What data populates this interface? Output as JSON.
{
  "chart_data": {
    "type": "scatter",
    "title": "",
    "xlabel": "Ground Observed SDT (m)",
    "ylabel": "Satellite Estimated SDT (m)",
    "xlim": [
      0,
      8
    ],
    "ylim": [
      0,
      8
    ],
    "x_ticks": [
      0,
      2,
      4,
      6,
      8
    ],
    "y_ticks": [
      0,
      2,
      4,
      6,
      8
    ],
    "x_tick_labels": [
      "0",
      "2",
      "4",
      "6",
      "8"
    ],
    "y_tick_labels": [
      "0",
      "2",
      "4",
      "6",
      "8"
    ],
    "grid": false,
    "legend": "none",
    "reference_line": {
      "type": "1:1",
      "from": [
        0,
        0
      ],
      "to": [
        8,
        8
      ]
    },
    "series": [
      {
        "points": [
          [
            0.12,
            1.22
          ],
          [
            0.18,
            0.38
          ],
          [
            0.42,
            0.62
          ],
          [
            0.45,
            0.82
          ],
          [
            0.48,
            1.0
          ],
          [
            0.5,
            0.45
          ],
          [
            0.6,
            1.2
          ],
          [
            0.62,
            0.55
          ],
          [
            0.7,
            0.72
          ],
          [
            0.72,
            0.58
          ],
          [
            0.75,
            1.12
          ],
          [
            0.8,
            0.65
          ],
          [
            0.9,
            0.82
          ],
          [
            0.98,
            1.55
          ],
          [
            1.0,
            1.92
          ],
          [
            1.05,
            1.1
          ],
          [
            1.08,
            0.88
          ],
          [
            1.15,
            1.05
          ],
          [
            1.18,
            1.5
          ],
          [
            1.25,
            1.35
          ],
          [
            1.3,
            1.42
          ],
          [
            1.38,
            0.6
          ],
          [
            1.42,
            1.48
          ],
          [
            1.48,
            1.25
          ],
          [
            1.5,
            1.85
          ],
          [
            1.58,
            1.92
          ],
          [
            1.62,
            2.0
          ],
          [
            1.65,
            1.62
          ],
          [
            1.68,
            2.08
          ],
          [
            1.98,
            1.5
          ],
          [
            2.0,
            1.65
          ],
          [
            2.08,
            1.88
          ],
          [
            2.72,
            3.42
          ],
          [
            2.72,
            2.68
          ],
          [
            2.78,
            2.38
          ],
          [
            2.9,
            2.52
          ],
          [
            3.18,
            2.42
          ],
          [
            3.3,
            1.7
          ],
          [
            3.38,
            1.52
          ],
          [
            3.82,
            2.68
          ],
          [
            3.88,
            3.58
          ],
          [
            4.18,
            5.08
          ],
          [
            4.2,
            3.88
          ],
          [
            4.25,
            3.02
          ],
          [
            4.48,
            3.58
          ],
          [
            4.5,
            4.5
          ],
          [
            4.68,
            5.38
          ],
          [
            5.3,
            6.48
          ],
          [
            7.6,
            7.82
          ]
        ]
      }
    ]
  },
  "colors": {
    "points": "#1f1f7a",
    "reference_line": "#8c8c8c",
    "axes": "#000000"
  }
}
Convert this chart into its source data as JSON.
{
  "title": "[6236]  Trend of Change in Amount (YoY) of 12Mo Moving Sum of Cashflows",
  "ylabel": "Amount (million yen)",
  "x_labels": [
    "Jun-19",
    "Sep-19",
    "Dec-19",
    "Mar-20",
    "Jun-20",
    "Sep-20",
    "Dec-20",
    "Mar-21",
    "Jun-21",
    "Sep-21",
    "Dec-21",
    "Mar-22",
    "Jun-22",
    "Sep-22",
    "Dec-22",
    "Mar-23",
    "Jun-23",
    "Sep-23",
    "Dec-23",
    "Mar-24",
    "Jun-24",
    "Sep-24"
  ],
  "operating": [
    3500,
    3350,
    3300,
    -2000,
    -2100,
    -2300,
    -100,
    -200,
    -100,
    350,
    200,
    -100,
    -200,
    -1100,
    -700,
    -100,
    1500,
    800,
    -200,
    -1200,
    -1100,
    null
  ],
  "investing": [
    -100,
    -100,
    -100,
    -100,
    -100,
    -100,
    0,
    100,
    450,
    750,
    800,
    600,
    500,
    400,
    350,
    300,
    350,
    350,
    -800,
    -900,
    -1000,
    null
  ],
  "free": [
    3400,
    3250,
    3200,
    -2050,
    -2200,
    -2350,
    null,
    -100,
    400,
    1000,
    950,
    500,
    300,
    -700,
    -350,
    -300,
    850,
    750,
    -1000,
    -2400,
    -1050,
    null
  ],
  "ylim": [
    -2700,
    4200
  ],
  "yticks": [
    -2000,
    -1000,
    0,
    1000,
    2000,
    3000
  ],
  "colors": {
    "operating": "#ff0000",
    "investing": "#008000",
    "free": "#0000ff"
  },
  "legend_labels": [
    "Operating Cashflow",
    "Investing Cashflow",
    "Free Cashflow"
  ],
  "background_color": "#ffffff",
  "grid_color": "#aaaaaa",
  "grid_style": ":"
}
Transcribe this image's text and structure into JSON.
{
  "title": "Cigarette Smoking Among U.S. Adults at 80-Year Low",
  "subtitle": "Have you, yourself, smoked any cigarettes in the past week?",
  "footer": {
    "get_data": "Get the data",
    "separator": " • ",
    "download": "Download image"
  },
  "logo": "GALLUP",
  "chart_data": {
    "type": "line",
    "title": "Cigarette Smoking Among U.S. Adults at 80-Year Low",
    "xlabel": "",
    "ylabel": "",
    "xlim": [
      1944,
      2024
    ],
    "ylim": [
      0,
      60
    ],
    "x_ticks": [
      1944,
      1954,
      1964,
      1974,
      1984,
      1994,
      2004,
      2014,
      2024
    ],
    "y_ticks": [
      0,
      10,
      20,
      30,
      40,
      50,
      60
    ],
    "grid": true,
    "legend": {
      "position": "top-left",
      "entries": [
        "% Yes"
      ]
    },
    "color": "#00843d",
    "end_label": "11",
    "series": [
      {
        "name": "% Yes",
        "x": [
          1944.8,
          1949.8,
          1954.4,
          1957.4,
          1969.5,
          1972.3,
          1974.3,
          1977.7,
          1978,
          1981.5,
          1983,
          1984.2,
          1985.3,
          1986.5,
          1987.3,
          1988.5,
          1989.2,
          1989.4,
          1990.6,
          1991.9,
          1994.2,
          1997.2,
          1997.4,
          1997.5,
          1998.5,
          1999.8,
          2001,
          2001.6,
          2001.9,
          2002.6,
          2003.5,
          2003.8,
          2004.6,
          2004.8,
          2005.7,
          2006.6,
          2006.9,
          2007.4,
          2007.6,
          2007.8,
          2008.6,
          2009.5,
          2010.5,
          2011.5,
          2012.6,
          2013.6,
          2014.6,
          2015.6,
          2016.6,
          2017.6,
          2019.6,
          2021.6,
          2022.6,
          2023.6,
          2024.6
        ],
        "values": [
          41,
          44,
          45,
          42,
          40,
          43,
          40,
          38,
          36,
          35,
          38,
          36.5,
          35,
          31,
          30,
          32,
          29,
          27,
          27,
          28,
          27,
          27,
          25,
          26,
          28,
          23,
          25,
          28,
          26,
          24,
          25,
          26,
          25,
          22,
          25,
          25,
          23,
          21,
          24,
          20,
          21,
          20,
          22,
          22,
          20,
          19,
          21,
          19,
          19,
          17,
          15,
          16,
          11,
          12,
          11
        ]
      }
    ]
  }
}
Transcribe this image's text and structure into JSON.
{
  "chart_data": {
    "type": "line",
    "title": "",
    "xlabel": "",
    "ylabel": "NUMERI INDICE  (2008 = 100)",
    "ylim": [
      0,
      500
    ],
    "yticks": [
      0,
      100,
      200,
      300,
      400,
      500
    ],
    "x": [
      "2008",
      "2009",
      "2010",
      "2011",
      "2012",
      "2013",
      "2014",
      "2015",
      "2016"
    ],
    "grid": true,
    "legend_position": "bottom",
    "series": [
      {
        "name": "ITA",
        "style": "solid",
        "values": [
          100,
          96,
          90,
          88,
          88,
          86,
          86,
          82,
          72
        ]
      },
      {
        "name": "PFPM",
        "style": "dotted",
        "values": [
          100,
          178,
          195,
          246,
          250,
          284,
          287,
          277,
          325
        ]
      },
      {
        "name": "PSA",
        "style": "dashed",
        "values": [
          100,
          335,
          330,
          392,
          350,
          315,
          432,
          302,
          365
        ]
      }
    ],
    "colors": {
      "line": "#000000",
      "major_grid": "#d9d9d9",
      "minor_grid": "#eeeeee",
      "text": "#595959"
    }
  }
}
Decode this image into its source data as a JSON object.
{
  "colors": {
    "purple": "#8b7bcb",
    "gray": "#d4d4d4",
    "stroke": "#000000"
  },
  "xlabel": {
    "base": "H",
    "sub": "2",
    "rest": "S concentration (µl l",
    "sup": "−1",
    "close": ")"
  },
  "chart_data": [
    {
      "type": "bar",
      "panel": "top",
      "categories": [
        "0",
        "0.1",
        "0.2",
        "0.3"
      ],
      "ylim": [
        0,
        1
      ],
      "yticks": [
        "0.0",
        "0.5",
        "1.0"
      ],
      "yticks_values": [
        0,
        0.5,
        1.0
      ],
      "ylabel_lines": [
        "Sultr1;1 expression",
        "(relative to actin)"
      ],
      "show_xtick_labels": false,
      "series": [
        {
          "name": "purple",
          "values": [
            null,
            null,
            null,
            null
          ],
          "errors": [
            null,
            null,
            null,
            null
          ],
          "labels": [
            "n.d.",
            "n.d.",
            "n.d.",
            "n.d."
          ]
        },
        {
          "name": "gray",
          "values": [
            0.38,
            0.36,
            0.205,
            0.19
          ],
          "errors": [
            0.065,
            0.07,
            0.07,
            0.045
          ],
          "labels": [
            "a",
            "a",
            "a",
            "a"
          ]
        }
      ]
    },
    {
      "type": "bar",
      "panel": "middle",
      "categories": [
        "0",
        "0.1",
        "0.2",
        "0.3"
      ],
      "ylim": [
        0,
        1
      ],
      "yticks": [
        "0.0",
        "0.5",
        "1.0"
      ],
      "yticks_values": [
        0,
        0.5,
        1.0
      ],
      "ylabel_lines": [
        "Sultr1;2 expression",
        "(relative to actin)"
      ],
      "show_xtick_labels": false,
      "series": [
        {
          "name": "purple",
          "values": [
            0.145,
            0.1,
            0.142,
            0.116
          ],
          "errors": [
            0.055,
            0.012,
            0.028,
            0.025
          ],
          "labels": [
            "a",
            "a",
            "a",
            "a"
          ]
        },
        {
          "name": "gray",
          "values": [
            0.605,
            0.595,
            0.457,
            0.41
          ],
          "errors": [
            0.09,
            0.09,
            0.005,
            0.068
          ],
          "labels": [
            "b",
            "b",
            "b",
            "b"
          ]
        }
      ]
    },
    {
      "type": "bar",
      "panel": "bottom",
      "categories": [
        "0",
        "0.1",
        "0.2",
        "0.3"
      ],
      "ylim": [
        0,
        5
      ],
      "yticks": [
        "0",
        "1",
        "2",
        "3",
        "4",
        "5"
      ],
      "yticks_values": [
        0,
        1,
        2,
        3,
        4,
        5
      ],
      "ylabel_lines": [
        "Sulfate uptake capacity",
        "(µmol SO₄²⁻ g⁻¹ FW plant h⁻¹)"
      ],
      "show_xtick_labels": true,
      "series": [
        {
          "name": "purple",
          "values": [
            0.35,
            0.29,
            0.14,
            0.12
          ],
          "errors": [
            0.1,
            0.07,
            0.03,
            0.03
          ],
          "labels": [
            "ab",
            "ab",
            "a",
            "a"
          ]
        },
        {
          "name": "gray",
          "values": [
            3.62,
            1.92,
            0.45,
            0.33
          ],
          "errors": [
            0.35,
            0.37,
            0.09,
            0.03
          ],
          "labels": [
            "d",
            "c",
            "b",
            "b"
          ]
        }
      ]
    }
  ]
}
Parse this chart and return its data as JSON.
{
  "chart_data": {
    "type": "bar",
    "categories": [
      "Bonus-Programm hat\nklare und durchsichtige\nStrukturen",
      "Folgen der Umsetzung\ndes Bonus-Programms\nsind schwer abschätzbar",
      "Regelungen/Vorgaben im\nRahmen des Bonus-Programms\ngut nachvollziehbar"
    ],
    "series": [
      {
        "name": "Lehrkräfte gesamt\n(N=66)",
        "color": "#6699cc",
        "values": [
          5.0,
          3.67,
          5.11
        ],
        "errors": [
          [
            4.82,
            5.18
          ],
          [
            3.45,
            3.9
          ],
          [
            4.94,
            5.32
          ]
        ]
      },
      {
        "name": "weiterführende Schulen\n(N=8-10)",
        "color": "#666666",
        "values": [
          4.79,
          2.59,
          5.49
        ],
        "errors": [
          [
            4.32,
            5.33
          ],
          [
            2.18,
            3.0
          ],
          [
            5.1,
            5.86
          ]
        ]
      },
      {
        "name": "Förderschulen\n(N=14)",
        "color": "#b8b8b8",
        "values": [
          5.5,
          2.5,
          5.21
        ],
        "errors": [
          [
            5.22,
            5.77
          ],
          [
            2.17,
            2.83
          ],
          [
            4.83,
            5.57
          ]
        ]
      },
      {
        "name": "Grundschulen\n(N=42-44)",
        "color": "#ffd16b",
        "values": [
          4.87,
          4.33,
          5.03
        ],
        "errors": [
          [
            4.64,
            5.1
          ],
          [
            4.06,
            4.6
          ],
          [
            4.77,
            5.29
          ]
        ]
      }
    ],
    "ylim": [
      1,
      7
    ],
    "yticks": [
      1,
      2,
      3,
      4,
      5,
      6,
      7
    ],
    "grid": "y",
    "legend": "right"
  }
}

=-=-=

Description of the task >>
Using the listing above, pick out each line that contains the word "Smoking", then copy it.

Completed task >>
  "title": "Cigarette Smoking Among U.S. Adults at 80-Year Low",
    "title": "Cigarette Smoking Among U.S. Adults at 80-Year Low",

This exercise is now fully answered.